DIRECTIONS FOR THIS TASK: Report how many lines include the word "minmax", and nothing besides that number.

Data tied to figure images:
=======

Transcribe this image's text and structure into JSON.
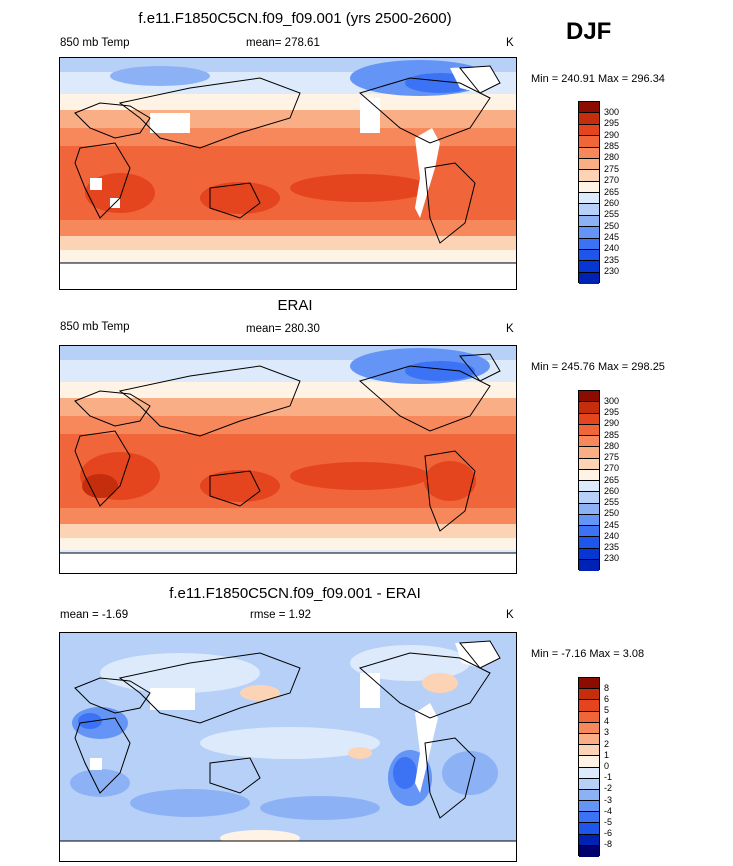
{
  "season": "DJF",
  "colors": {
    "temp": [
      "#00006e",
      "#0022b4",
      "#0637d2",
      "#1e55eb",
      "#3c73f5",
      "#6494f5",
      "#8cb2f5",
      "#b6d0f8",
      "#dceafb",
      "#fff3e6",
      "#fcd3b4",
      "#f9ae85",
      "#f6885c",
      "#f1653a",
      "#e4451e",
      "#c52e0d",
      "#8c0d00"
    ],
    "diff": [
      "#00006e",
      "#0022b4",
      "#1e55eb",
      "#3c73f5",
      "#6494f5",
      "#8cb2f5",
      "#b6d0f8",
      "#dceafb",
      "#fff3e6",
      "#fcd3b4",
      "#f9ae85",
      "#f6885c",
      "#f1653a",
      "#e4451e",
      "#c52e0d",
      "#8c0d00"
    ]
  },
  "panels": [
    {
      "title": "f.e11.F1850C5CN.f09_f09.001 (yrs 2500-2600)",
      "left_label": "850 mb Temp",
      "center_label": "mean= 278.61",
      "right_label": "K",
      "minmax": "Min = 240.91 Max = 296.34",
      "colorbar_levels": [
        "300",
        "295",
        "290",
        "285",
        "280",
        "275",
        "270",
        "265",
        "260",
        "255",
        "250",
        "245",
        "240",
        "235",
        "230"
      ]
    },
    {
      "title": "ERAI",
      "left_label": "850 mb Temp",
      "center_label": "mean= 280.30",
      "right_label": "K",
      "minmax": "Min = 245.76 Max = 298.25",
      "colorbar_levels": [
        "300",
        "295",
        "290",
        "285",
        "280",
        "275",
        "270",
        "265",
        "260",
        "255",
        "250",
        "245",
        "240",
        "235",
        "230"
      ]
    },
    {
      "title": "f.e11.F1850C5CN.f09_f09.001 - ERAI",
      "left_label": "mean =  -1.69",
      "center_label": "rmse =   1.92",
      "right_label": "K",
      "minmax": "Min =  -7.16 Max =   3.08",
      "colorbar_levels": [
        "8",
        "6",
        "5",
        "4",
        "3",
        "2",
        "1",
        "0",
        "-1",
        "-2",
        "-3",
        "-4",
        "-5",
        "-6",
        "-8"
      ]
    }
  ]
}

=======

RESPONSE TO THIS EXERCISE: 3